Structured figure records
※
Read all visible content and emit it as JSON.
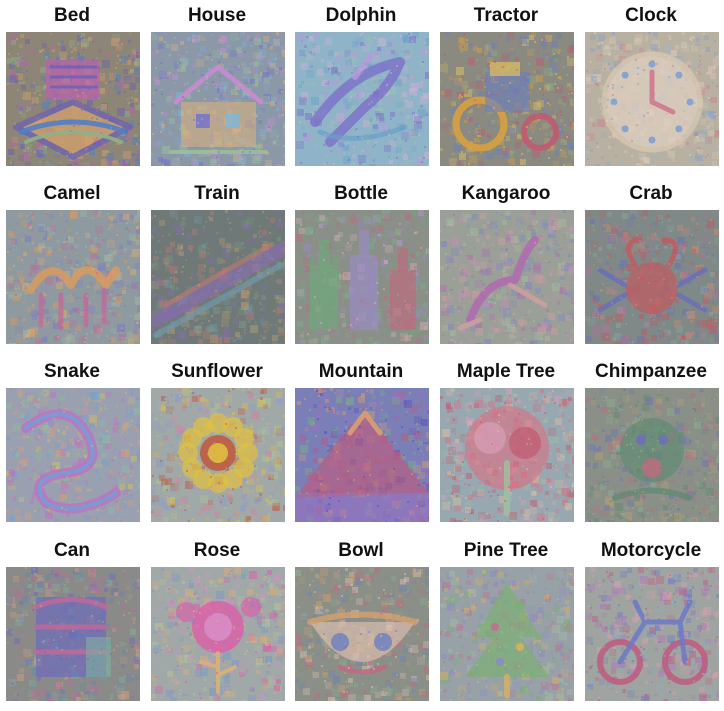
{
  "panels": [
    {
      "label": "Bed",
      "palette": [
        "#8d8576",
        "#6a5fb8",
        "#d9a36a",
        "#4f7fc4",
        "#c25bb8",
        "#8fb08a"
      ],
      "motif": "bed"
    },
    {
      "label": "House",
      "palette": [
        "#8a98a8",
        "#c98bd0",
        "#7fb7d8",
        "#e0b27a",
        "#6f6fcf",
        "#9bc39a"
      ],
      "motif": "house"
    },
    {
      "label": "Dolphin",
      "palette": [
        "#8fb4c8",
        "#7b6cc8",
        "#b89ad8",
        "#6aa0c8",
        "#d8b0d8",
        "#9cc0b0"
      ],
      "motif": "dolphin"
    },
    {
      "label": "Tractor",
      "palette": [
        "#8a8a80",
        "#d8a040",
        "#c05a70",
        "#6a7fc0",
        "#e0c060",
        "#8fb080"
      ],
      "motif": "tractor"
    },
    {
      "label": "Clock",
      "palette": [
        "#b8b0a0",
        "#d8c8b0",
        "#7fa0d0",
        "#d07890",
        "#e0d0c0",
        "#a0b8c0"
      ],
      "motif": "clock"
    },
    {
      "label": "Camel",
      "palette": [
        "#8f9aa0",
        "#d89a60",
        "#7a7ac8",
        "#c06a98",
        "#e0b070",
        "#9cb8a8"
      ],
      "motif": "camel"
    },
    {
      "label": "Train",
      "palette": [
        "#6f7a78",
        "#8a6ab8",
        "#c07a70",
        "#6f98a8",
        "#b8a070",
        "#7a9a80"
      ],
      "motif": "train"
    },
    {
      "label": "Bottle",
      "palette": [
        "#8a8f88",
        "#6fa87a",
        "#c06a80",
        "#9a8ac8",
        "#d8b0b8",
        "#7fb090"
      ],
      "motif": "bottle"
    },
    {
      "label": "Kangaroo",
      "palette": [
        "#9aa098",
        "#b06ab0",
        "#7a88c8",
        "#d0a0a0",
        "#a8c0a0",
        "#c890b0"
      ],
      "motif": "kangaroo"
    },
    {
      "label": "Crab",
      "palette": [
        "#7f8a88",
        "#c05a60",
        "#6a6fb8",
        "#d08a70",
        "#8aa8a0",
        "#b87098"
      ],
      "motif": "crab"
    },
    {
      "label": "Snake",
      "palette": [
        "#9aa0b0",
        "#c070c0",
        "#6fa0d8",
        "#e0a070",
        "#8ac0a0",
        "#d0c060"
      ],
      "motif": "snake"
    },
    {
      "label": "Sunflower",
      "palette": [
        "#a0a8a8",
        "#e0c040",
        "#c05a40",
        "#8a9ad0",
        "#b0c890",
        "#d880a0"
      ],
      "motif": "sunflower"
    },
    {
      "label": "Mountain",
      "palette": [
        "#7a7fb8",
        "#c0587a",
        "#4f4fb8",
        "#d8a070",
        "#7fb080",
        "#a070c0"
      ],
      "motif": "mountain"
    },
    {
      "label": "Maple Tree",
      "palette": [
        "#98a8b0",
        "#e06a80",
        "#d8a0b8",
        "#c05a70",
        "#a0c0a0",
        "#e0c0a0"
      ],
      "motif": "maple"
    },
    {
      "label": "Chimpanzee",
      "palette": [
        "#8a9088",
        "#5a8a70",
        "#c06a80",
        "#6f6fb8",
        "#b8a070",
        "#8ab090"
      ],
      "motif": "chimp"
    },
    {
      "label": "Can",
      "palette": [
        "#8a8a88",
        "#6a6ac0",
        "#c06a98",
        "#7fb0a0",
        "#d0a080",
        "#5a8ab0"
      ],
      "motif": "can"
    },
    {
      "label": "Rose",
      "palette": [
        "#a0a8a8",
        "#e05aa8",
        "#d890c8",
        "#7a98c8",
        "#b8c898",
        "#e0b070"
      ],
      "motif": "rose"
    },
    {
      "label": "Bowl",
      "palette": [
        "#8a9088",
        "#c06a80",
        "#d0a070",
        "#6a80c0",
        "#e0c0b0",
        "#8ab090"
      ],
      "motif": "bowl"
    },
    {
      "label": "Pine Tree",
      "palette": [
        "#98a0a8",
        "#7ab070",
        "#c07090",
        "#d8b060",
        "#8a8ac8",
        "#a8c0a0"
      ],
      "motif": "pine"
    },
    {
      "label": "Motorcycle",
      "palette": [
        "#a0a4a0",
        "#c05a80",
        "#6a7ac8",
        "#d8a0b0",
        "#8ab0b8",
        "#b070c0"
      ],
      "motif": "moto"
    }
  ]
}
※
◆ **THE TASK**
Leave images out of the retyped records; keep all else exact.

◆ **RESULT OF THE TASK**
Read all visible content and emit it as JSON.
{
  "panels": [
    {
      "label": "Bed",
      "palette": [
        "#8d8576",
        "#6a5fb8",
        "#d9a36a",
        "#4f7fc4",
        "#c25bb8",
        "#8fb08a"
      ],
      "motif": "bed"
    },
    {
      "label": "House",
      "palette": [
        "#8a98a8",
        "#c98bd0",
        "#7fb7d8",
        "#e0b27a",
        "#6f6fcf",
        "#9bc39a"
      ],
      "motif": "house"
    },
    {
      "label": "Dolphin",
      "palette": [
        "#8fb4c8",
        "#7b6cc8",
        "#b89ad8",
        "#6aa0c8",
        "#d8b0d8",
        "#9cc0b0"
      ],
      "motif": "dolphin"
    },
    {
      "label": "Tractor",
      "palette": [
        "#8a8a80",
        "#d8a040",
        "#c05a70",
        "#6a7fc0",
        "#e0c060",
        "#8fb080"
      ],
      "motif": "tractor"
    },
    {
      "label": "Clock",
      "palette": [
        "#b8b0a0",
        "#d8c8b0",
        "#7fa0d0",
        "#d07890",
        "#e0d0c0",
        "#a0b8c0"
      ],
      "motif": "clock"
    },
    {
      "label": "Camel",
      "palette": [
        "#8f9aa0",
        "#d89a60",
        "#7a7ac8",
        "#c06a98",
        "#e0b070",
        "#9cb8a8"
      ],
      "motif": "camel"
    },
    {
      "label": "Train",
      "palette": [
        "#6f7a78",
        "#8a6ab8",
        "#c07a70",
        "#6f98a8",
        "#b8a070",
        "#7a9a80"
      ],
      "motif": "train"
    },
    {
      "label": "Bottle",
      "palette": [
        "#8a8f88",
        "#6fa87a",
        "#c06a80",
        "#9a8ac8",
        "#d8b0b8",
        "#7fb090"
      ],
      "motif": "bottle"
    },
    {
      "label": "Kangaroo",
      "palette": [
        "#9aa098",
        "#b06ab0",
        "#7a88c8",
        "#d0a0a0",
        "#a8c0a0",
        "#c890b0"
      ],
      "motif": "kangaroo"
    },
    {
      "label": "Crab",
      "palette": [
        "#7f8a88",
        "#c05a60",
        "#6a6fb8",
        "#d08a70",
        "#8aa8a0",
        "#b87098"
      ],
      "motif": "crab"
    },
    {
      "label": "Snake",
      "palette": [
        "#9aa0b0",
        "#c070c0",
        "#6fa0d8",
        "#e0a070",
        "#8ac0a0",
        "#d0c060"
      ],
      "motif": "snake"
    },
    {
      "label": "Sunflower",
      "palette": [
        "#a0a8a8",
        "#e0c040",
        "#c05a40",
        "#8a9ad0",
        "#b0c890",
        "#d880a0"
      ],
      "motif": "sunflower"
    },
    {
      "label": "Mountain",
      "palette": [
        "#7a7fb8",
        "#c0587a",
        "#4f4fb8",
        "#d8a070",
        "#7fb080",
        "#a070c0"
      ],
      "motif": "mountain"
    },
    {
      "label": "Maple Tree",
      "palette": [
        "#98a8b0",
        "#e06a80",
        "#d8a0b8",
        "#c05a70",
        "#a0c0a0",
        "#e0c0a0"
      ],
      "motif": "maple"
    },
    {
      "label": "Chimpanzee",
      "palette": [
        "#8a9088",
        "#5a8a70",
        "#c06a80",
        "#6f6fb8",
        "#b8a070",
        "#8ab090"
      ],
      "motif": "chimp"
    },
    {
      "label": "Can",
      "palette": [
        "#8a8a88",
        "#6a6ac0",
        "#c06a98",
        "#7fb0a0",
        "#d0a080",
        "#5a8ab0"
      ],
      "motif": "can"
    },
    {
      "label": "Rose",
      "palette": [
        "#a0a8a8",
        "#e05aa8",
        "#d890c8",
        "#7a98c8",
        "#b8c898",
        "#e0b070"
      ],
      "motif": "rose"
    },
    {
      "label": "Bowl",
      "palette": [
        "#8a9088",
        "#c06a80",
        "#d0a070",
        "#6a80c0",
        "#e0c0b0",
        "#8ab090"
      ],
      "motif": "bowl"
    },
    {
      "label": "Pine Tree",
      "palette": [
        "#98a0a8",
        "#7ab070",
        "#c07090",
        "#d8b060",
        "#8a8ac8",
        "#a8c0a0"
      ],
      "motif": "pine"
    },
    {
      "label": "Motorcycle",
      "palette": [
        "#a0a4a0",
        "#c05a80",
        "#6a7ac8",
        "#d8a0b0",
        "#8ab0b8",
        "#b070c0"
      ],
      "motif": "moto"
    }
  ]
}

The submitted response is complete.